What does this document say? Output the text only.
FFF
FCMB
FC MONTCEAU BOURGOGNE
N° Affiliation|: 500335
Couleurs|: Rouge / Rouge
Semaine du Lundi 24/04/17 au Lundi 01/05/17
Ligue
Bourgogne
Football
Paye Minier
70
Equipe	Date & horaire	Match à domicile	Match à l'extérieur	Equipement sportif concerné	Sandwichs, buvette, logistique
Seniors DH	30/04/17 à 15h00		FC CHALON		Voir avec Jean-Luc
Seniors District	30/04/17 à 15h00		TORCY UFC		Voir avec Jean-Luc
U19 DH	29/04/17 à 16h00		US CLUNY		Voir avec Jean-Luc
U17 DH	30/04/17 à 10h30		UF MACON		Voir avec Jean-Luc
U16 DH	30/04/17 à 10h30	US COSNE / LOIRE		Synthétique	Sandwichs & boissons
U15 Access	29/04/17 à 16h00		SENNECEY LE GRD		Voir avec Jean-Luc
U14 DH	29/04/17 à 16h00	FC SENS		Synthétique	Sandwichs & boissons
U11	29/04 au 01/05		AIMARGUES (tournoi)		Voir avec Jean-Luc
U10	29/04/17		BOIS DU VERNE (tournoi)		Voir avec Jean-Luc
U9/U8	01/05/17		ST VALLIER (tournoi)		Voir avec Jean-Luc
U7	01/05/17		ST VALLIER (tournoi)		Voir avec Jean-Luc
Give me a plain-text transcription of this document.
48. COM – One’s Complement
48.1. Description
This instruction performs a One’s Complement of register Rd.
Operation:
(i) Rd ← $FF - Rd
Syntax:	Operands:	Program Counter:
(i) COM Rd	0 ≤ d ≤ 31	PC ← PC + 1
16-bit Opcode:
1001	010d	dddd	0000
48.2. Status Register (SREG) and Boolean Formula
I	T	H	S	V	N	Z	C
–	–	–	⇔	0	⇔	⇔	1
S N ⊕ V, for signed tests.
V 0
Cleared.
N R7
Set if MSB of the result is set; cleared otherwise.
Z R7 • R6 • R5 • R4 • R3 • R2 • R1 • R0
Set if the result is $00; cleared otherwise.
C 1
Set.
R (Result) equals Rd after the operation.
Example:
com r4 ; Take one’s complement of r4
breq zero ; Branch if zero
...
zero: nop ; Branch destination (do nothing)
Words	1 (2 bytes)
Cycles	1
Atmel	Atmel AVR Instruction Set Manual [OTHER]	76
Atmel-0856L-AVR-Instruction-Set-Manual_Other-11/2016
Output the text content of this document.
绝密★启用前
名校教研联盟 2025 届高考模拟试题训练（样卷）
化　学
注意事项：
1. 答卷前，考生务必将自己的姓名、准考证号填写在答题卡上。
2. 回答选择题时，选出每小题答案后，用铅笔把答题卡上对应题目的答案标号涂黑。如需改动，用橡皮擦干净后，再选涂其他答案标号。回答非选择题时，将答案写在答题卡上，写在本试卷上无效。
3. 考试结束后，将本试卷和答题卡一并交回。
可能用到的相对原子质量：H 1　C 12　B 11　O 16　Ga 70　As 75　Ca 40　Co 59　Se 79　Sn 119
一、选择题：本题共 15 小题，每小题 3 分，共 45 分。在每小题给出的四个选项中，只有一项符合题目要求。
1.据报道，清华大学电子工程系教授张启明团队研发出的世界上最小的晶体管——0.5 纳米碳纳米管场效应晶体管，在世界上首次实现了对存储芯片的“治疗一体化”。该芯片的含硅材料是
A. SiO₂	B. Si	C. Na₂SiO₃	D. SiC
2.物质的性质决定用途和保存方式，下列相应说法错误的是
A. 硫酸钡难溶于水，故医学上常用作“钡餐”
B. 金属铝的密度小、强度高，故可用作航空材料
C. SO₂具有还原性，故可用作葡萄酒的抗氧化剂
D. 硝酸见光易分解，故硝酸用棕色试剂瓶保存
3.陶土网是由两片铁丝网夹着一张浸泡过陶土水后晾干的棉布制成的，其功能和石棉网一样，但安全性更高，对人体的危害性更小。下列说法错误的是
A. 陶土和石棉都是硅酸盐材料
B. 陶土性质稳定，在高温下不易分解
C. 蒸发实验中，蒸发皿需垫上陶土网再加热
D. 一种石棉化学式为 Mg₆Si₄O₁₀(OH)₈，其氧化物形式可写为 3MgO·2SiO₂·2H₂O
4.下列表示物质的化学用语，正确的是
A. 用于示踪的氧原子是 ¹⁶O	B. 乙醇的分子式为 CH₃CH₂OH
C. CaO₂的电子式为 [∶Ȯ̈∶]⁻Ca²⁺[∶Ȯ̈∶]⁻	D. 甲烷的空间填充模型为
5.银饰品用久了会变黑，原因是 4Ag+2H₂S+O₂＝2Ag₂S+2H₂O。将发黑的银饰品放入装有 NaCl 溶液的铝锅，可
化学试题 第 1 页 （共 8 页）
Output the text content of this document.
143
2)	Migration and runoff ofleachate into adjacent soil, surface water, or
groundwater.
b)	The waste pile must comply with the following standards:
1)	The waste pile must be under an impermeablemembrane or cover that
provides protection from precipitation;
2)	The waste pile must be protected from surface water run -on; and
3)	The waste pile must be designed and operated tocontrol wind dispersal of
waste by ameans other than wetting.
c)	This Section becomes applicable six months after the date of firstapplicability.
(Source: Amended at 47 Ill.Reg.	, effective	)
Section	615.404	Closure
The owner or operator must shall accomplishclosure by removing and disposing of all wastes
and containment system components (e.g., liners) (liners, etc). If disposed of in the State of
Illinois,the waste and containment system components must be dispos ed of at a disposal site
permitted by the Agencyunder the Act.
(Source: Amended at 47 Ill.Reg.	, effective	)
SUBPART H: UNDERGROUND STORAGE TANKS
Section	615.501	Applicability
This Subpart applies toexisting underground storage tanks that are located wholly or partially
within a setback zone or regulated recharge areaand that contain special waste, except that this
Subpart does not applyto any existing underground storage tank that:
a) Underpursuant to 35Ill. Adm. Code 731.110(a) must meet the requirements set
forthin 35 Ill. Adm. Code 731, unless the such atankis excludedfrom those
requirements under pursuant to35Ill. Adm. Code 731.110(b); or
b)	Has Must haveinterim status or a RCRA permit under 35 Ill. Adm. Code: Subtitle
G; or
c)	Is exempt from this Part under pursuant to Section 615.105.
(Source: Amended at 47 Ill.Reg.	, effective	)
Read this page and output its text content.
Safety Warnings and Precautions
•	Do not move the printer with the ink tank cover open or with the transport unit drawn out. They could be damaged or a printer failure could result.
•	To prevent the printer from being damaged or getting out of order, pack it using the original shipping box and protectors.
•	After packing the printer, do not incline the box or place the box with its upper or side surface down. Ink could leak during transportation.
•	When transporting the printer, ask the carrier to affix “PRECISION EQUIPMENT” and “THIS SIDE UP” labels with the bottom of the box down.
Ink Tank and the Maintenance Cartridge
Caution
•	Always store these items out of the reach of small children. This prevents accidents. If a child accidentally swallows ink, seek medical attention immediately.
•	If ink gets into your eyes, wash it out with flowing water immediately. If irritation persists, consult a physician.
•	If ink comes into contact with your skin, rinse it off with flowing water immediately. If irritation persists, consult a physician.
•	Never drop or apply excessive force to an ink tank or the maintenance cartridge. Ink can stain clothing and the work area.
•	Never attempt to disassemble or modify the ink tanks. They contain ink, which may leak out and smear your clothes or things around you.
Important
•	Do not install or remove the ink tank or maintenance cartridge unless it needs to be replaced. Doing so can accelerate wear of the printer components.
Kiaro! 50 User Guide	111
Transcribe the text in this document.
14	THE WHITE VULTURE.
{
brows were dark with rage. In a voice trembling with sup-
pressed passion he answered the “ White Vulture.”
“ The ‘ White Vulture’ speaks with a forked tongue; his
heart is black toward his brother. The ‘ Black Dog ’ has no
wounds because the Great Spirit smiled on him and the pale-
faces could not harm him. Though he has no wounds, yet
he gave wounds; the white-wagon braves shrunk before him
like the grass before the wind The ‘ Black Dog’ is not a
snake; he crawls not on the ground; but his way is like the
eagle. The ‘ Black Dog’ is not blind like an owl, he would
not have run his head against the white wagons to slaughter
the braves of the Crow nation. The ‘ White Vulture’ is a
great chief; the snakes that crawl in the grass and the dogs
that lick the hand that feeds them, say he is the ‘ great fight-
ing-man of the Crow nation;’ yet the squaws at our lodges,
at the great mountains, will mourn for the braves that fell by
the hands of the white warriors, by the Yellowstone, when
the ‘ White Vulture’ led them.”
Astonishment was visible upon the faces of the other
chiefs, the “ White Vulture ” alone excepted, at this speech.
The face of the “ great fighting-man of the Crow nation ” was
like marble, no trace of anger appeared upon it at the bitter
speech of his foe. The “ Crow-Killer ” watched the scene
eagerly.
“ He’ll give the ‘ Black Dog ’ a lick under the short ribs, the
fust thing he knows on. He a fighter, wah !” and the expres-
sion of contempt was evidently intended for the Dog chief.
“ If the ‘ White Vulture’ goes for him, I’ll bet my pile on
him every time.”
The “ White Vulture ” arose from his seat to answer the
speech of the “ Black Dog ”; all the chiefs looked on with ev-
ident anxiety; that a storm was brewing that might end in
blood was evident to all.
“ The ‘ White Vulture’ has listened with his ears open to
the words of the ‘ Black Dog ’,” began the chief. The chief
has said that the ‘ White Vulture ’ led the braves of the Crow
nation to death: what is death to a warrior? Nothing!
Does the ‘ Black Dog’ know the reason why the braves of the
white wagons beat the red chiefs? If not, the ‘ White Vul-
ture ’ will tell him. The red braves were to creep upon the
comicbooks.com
------------------------
• _WRITTEN REQUEST_: Only lines with the word "boissons" are wanted, so copy each one from the records.

• _OUTPUT OF THE TASK_:
U16 DH	30/04/17 à 10h30	US COSNE / LOIRE		Synthétique	Sandwichs & boissons
U14 DH	29/04/17 à 16h00	FC SENS		Synthétique	Sandwichs & boissons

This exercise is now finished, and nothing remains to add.